Dataset records
####

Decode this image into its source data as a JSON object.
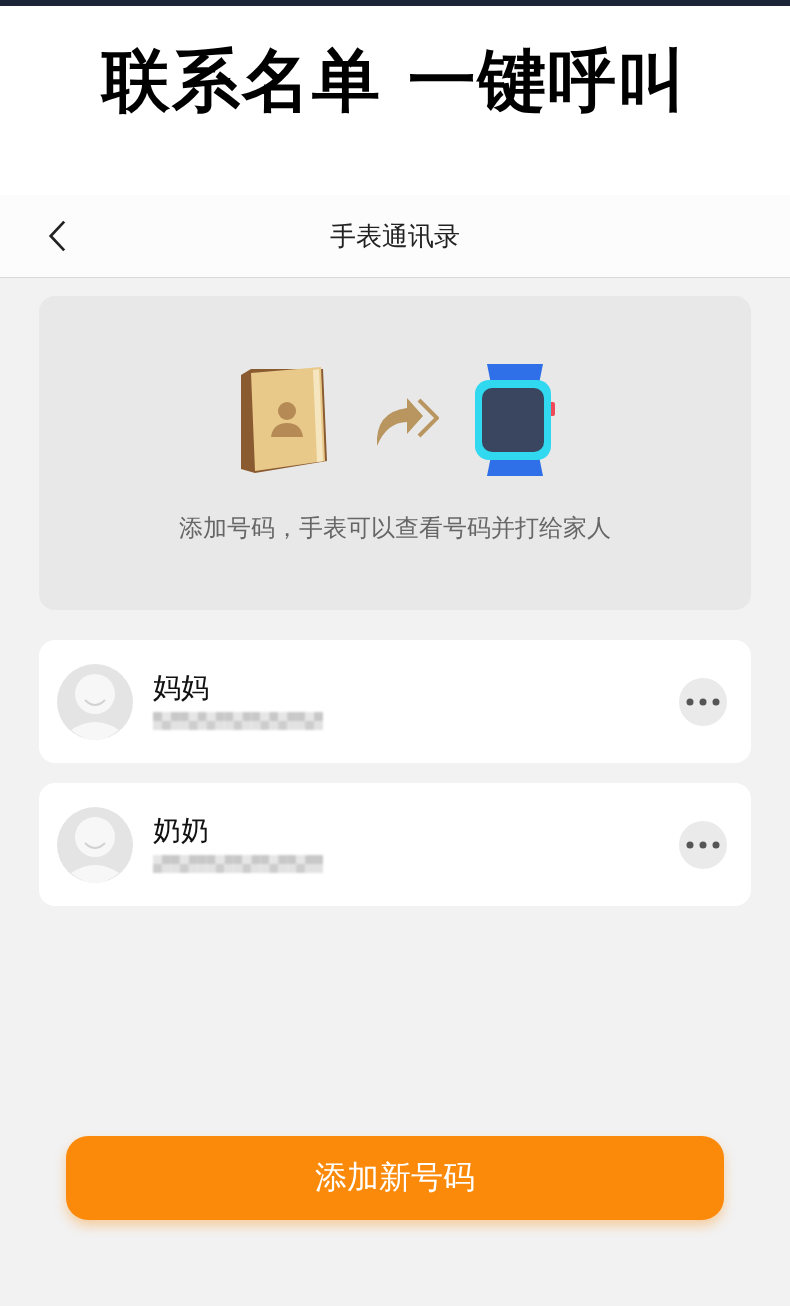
{
  "headline": "联系名单 一键呼叫",
  "nav": {
    "title": "手表通讯录"
  },
  "banner": {
    "caption": "添加号码，手表可以查看号码并打给家人"
  },
  "contacts": [
    {
      "name": "妈妈"
    },
    {
      "name": "奶奶"
    }
  ],
  "add_button": {
    "label": "添加新号码"
  }
}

####

Reproduce each entry precisely. Leave the pictures out.

WRITTEN SOLUTION -
Decode this image into its source data as a JSON object.
{
  "headline": "联系名单 一键呼叫",
  "nav": {
    "title": "手表通讯录"
  },
  "banner": {
    "caption": "添加号码，手表可以查看号码并打给家人"
  },
  "contacts": [
    {
      "name": "妈妈"
    },
    {
      "name": "奶奶"
    }
  ],
  "add_button": {
    "label": "添加新号码"
  }
}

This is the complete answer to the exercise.